— begin Dataset records —
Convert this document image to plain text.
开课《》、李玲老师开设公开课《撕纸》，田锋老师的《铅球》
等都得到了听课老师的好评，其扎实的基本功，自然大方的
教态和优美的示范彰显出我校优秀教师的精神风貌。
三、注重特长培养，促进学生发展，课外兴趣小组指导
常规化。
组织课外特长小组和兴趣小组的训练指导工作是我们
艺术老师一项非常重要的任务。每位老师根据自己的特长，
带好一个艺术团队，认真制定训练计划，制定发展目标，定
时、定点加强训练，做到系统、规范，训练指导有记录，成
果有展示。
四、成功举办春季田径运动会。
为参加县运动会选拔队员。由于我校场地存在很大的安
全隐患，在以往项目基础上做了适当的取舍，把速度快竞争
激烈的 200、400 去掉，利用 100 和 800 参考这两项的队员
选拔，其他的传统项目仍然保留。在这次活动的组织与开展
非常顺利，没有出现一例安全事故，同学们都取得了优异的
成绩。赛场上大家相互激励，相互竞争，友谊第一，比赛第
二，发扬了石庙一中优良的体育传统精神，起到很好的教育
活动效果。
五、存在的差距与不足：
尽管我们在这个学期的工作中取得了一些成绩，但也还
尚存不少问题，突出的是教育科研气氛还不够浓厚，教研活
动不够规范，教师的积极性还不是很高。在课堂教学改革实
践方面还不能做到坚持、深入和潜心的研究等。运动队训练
— end Dataset records —
Required task.
The records above should be returned exactly.

Solution to this problem.
Convert this document image to plain text.
开课《》、李玲老师开设公开课《撕纸》，田锋老师的《铅球》
等都得到了听课老师的好评，其扎实的基本功，自然大方的
教态和优美的示范彰显出我校优秀教师的精神风貌。
三、注重特长培养，促进学生发展，课外兴趣小组指导
常规化。
组织课外特长小组和兴趣小组的训练指导工作是我们
艺术老师一项非常重要的任务。每位老师根据自己的特长，
带好一个艺术团队，认真制定训练计划，制定发展目标，定
时、定点加强训练，做到系统、规范，训练指导有记录，成
果有展示。
四、成功举办春季田径运动会。
为参加县运动会选拔队员。由于我校场地存在很大的安
全隐患，在以往项目基础上做了适当的取舍，把速度快竞争
激烈的 200、400 去掉，利用 100 和 800 参考这两项的队员
选拔，其他的传统项目仍然保留。在这次活动的组织与开展
非常顺利，没有出现一例安全事故，同学们都取得了优异的
成绩。赛场上大家相互激励，相互竞争，友谊第一，比赛第
二，发扬了石庙一中优良的体育传统精神，起到很好的教育
活动效果。
五、存在的差距与不足：
尽管我们在这个学期的工作中取得了一些成绩，但也还
尚存不少问题，突出的是教育科研气氛还不够浓厚，教研活
动不够规范，教师的积极性还不是很高。在课堂教学改革实
践方面还不能做到坚持、深入和潜心的研究等。运动队训练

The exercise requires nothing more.